(Figure collection entries)

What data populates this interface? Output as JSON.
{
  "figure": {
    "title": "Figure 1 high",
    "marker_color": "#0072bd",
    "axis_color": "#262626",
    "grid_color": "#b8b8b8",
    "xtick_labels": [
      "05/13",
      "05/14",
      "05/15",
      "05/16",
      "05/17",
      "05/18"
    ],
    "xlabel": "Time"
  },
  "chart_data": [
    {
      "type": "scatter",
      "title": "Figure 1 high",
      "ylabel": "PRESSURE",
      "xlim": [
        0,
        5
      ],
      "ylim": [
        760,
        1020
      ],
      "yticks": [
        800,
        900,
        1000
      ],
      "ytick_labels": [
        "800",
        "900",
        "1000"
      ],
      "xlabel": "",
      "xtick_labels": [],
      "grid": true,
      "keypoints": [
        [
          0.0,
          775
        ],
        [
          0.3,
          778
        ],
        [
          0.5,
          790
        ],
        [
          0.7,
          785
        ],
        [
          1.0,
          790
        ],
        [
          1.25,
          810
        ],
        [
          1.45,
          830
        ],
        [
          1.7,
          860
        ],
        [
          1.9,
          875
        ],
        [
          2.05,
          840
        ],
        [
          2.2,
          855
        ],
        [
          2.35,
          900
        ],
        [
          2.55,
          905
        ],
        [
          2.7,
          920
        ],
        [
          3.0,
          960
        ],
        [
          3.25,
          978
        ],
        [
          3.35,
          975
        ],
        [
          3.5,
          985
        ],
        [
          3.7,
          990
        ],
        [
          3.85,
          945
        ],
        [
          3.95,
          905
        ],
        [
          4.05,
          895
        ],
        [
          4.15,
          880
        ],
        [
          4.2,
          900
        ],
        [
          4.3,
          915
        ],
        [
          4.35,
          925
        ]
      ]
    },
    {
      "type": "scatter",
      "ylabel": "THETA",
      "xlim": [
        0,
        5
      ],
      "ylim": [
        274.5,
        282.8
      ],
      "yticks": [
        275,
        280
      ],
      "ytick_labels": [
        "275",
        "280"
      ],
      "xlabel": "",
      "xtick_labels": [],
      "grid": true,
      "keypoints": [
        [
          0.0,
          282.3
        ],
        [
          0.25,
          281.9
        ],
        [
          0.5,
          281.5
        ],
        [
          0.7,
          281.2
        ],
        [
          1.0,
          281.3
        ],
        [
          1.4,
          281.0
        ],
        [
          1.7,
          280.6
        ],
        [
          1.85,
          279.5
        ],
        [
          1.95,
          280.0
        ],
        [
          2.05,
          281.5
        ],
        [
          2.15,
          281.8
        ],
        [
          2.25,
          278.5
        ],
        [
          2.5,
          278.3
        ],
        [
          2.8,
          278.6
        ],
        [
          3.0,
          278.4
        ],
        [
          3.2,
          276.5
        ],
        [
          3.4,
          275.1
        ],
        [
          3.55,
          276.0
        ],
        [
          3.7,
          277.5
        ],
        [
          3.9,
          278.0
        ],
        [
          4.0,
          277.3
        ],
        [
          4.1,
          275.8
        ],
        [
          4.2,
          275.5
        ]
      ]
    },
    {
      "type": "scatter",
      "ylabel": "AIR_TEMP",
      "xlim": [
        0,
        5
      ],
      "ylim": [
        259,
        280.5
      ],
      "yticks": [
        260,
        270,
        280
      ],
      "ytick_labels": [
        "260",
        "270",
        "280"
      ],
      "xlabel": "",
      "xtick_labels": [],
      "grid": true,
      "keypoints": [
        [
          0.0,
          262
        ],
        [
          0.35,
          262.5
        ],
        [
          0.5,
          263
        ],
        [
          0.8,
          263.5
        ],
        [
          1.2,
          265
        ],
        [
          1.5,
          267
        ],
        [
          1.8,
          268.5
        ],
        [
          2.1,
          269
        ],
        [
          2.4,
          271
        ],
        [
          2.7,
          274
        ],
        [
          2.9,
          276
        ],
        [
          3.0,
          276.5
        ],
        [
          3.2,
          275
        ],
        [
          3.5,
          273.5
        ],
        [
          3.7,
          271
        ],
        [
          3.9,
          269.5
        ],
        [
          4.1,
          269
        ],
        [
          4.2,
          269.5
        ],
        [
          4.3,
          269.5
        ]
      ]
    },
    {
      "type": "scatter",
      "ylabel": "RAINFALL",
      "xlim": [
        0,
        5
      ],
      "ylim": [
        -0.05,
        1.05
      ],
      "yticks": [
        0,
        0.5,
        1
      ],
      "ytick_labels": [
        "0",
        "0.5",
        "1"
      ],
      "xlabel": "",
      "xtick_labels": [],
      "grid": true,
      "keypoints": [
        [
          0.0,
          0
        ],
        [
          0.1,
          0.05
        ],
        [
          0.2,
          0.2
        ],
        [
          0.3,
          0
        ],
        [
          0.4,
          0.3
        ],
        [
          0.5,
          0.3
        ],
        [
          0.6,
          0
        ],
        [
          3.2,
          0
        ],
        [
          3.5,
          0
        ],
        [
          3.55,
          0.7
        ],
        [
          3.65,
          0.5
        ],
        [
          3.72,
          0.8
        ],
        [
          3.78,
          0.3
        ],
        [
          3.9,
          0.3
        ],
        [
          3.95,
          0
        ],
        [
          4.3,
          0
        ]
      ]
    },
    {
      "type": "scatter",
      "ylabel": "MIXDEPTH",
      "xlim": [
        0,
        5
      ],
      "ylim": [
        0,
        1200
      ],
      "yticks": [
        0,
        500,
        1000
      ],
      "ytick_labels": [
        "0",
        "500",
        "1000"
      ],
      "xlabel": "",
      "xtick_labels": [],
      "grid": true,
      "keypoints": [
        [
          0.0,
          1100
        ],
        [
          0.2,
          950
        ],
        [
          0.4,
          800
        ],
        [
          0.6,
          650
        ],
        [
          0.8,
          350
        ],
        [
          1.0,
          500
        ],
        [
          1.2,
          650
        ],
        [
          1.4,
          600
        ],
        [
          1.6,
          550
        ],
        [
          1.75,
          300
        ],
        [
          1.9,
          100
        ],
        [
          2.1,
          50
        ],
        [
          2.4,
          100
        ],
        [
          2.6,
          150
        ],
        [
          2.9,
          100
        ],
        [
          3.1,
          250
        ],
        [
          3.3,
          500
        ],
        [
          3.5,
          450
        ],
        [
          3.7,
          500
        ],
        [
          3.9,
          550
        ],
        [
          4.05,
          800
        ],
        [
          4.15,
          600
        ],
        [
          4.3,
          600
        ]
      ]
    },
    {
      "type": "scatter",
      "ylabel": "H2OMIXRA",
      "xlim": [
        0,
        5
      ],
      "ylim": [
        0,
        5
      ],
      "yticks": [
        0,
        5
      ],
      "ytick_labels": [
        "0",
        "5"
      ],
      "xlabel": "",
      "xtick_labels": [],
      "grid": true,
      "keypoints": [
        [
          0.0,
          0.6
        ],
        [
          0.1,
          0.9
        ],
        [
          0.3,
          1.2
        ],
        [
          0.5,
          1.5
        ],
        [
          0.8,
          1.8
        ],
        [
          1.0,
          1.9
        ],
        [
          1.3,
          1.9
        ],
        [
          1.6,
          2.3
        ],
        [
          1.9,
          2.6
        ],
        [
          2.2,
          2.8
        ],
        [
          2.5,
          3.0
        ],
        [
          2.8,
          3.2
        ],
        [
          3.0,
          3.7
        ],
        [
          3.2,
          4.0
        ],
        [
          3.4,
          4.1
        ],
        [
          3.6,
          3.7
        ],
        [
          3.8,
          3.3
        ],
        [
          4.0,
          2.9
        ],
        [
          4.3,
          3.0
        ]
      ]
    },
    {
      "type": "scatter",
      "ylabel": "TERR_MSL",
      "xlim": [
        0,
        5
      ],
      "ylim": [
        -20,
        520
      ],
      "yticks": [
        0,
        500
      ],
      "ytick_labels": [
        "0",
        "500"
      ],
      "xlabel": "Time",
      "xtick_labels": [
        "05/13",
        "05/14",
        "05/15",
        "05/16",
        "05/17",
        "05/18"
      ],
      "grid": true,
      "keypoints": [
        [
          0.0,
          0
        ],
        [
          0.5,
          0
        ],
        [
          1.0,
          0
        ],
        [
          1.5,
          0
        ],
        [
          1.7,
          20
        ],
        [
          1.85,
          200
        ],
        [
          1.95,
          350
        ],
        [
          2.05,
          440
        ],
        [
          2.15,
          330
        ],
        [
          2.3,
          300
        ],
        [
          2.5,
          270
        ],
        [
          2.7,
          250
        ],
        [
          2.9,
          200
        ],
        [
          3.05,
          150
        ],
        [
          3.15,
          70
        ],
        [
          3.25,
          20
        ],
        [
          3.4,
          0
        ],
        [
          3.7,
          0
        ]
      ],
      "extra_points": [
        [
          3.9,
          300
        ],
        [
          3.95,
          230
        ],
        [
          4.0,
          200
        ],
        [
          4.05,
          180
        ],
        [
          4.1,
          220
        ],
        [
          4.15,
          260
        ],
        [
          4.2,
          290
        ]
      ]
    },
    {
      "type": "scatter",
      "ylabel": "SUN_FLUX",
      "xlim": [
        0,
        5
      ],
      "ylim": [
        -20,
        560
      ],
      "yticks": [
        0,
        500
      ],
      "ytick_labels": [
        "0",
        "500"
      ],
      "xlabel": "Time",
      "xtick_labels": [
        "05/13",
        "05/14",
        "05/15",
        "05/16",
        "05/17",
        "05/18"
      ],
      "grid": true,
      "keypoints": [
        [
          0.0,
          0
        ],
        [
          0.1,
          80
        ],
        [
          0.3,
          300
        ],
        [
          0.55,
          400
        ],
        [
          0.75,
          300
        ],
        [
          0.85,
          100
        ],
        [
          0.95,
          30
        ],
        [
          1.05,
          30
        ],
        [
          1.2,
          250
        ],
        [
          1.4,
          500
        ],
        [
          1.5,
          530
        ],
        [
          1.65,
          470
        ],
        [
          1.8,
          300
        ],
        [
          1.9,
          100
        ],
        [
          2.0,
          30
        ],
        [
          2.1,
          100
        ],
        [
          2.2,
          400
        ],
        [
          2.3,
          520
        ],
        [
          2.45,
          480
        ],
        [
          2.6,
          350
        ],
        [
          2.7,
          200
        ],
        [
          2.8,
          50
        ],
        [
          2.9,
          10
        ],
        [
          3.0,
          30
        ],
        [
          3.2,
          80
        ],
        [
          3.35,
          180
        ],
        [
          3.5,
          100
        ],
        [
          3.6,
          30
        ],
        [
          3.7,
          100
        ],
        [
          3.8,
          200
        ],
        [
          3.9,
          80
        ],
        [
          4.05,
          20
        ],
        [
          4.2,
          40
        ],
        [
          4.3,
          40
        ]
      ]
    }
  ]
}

#### JOB
Look through the data and show every line containing "title".

#### TASK OUTPUT
    "title": "Figure 1 high",
      "title": "Figure 1 high",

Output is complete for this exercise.